Records to process:
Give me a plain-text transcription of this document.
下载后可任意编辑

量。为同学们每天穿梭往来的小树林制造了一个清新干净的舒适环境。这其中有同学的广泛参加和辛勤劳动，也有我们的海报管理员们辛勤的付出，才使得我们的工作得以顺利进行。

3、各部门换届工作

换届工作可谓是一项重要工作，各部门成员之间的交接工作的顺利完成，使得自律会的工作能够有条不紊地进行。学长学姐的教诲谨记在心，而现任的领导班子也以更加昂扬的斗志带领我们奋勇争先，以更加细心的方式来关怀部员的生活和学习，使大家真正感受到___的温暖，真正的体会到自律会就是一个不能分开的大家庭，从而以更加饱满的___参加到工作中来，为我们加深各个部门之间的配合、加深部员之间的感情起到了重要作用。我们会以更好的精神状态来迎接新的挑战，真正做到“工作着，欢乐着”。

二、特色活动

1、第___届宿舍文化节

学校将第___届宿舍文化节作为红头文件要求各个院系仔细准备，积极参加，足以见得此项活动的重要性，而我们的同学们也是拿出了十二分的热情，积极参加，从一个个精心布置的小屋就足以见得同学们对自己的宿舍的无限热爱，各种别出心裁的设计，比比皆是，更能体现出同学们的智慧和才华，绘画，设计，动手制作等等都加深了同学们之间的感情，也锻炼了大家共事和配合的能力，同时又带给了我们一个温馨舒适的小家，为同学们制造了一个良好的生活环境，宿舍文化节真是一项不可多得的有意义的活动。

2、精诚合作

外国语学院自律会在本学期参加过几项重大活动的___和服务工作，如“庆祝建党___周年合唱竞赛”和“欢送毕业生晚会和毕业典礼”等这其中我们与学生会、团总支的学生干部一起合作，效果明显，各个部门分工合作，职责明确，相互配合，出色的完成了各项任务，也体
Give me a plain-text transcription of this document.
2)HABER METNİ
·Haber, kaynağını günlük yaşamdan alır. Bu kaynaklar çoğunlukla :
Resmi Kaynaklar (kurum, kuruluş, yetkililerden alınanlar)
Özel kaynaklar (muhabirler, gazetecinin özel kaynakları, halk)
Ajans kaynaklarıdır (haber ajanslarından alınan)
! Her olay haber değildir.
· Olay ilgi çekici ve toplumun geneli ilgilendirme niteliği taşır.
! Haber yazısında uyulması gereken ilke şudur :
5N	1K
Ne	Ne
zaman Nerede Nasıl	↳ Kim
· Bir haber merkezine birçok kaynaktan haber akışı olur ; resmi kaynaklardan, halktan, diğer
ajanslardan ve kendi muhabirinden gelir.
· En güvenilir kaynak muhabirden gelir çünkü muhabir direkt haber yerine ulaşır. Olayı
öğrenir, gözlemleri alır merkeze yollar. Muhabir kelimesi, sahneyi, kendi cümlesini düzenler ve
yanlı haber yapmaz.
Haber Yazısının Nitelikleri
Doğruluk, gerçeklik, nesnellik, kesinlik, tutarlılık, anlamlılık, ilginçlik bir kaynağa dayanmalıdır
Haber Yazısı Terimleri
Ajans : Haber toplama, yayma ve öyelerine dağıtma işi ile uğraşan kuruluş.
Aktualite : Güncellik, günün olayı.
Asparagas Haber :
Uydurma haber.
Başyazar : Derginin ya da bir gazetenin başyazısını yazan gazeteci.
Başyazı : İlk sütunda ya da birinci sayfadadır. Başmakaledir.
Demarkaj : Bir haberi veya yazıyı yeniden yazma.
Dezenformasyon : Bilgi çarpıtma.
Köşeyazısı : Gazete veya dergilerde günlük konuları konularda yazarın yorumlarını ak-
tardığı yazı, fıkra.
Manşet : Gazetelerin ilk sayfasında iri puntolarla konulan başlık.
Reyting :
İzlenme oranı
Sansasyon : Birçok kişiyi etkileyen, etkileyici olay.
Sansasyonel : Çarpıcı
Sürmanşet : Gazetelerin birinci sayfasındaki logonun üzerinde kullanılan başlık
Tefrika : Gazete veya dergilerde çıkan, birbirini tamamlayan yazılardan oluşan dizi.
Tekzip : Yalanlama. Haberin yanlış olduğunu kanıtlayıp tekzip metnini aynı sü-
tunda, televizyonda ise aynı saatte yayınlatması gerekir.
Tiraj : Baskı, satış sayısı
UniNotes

Written instruction:
Find the word "gelir" in the data and show each line that holds it.

Result of the task:
ajanslardan ve kendi muhabirinden gelir.
· En güvenilir kaynak muhabirden gelir çünkü muhabir direkt haber yerine ulaşır. Olayı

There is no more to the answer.